» YOUR INSTRUCTIONS
Sort through the entries below and pull out lines containing the word "last".
===== ENTRIES PROVIDED =====
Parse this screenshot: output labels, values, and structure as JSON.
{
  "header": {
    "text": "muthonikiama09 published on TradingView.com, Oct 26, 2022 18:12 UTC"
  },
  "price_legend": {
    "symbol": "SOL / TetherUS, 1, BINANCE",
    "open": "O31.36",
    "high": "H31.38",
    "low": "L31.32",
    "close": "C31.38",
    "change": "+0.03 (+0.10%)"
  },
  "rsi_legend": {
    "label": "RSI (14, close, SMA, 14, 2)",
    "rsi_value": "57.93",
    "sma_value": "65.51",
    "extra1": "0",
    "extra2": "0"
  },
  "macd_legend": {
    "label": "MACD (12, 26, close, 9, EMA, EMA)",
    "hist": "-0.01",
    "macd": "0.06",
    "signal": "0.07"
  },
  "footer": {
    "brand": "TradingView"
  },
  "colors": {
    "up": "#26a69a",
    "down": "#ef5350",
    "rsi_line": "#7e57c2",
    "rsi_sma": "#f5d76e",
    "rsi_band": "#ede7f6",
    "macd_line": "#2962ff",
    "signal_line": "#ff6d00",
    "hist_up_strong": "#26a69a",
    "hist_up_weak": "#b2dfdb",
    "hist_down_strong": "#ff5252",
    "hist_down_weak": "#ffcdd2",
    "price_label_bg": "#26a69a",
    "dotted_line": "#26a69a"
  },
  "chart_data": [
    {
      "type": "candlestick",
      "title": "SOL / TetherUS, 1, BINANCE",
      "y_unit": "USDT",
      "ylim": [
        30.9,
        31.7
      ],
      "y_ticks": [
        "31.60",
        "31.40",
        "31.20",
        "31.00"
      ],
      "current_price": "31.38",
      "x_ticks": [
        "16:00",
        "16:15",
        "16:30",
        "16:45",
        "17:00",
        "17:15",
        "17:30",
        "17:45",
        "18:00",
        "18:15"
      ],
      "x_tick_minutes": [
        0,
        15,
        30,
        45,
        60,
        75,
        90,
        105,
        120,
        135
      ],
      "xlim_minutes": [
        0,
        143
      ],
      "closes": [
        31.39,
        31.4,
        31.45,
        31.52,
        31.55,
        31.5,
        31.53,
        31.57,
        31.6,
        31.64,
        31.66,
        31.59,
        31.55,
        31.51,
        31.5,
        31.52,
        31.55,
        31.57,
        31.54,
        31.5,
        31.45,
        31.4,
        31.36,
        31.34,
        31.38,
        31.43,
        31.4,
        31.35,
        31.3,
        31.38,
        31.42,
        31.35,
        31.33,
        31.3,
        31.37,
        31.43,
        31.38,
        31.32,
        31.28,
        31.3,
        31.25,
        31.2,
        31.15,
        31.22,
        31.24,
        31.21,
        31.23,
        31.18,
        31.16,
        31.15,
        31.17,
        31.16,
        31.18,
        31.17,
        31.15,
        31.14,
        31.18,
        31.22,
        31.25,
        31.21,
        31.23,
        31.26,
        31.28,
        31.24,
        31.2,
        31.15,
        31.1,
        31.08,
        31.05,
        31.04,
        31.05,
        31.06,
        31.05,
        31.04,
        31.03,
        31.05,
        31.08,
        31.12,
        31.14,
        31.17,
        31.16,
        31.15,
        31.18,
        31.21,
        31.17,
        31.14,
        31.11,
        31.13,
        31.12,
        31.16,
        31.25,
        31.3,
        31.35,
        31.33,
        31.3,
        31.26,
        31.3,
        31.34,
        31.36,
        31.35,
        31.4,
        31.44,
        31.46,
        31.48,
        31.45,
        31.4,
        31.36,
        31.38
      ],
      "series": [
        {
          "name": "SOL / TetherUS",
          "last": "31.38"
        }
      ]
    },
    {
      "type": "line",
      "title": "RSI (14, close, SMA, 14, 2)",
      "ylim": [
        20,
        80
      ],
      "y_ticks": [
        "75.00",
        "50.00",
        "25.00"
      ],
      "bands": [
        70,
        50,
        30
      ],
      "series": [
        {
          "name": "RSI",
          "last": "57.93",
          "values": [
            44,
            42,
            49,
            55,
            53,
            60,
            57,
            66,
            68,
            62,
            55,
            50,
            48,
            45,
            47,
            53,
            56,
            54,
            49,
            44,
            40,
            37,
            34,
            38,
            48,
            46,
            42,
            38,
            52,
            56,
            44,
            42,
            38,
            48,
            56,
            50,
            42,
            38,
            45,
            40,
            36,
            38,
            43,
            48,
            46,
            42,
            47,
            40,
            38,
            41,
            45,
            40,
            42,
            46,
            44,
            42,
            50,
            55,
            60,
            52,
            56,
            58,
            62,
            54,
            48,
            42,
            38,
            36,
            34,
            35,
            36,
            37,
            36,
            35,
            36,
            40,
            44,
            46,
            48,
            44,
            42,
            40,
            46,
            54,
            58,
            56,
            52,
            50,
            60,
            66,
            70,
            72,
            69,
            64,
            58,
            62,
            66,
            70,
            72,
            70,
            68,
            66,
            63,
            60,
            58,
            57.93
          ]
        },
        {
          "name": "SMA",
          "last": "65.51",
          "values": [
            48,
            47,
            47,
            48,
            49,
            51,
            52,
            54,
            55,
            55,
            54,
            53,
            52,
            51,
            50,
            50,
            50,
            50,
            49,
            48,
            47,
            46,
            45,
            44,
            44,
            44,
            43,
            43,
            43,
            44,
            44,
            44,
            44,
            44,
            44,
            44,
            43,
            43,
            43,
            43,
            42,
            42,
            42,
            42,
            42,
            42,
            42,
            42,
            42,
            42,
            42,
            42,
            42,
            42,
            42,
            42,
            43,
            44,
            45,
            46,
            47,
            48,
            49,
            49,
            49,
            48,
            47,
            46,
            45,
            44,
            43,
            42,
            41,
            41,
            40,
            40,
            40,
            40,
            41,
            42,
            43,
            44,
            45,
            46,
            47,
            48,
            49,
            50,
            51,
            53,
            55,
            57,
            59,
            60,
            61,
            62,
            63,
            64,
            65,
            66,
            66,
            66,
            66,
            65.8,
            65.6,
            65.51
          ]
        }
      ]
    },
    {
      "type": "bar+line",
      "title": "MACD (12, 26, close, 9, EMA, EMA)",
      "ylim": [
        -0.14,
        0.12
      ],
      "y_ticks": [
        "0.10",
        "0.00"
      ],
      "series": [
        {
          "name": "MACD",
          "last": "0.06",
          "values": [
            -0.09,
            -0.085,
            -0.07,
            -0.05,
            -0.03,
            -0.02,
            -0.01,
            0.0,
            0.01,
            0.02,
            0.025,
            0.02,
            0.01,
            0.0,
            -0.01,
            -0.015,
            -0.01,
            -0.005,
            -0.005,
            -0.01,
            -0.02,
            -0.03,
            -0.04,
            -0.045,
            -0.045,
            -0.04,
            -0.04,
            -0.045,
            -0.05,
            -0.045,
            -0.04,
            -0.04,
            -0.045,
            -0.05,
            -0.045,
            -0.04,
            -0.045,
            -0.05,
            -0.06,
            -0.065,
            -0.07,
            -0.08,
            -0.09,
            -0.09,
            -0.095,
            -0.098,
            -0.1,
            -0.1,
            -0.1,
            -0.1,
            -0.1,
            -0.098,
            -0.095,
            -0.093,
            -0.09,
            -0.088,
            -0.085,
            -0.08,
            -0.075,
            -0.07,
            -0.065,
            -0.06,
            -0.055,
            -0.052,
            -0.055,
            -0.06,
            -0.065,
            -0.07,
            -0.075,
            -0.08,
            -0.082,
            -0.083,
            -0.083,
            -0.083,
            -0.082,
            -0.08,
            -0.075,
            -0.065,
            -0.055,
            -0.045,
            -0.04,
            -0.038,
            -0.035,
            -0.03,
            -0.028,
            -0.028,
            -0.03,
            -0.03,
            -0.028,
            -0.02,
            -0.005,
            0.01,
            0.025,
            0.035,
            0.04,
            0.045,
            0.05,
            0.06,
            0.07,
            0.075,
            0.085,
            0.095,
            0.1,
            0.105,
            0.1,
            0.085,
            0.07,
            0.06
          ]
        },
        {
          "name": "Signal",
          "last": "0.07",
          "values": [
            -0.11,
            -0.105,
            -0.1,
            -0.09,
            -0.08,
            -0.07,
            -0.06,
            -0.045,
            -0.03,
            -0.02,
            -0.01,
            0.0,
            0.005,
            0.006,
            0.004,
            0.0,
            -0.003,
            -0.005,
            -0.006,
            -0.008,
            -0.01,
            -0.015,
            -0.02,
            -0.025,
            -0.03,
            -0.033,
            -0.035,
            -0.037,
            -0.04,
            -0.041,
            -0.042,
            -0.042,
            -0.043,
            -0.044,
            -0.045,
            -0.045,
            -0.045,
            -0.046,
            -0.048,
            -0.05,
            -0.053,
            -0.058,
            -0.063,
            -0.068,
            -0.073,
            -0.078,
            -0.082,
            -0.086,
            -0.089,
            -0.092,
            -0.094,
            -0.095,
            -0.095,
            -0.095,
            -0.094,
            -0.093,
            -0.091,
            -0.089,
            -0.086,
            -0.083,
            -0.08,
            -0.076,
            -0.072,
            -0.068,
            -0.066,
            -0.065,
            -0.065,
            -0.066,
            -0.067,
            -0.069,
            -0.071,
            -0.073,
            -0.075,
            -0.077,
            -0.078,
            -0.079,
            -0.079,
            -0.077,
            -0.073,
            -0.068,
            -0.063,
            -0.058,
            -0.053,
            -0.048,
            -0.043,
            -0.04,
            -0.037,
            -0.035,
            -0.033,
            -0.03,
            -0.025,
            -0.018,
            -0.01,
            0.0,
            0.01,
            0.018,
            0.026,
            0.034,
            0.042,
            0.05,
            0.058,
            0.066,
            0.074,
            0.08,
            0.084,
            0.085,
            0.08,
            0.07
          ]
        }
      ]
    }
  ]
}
=====
» FINAL RESULT
          "last": "31.38"
          "last": "57.93",
          "last": "65.51",
          "last": "0.06",
          "last": "0.07",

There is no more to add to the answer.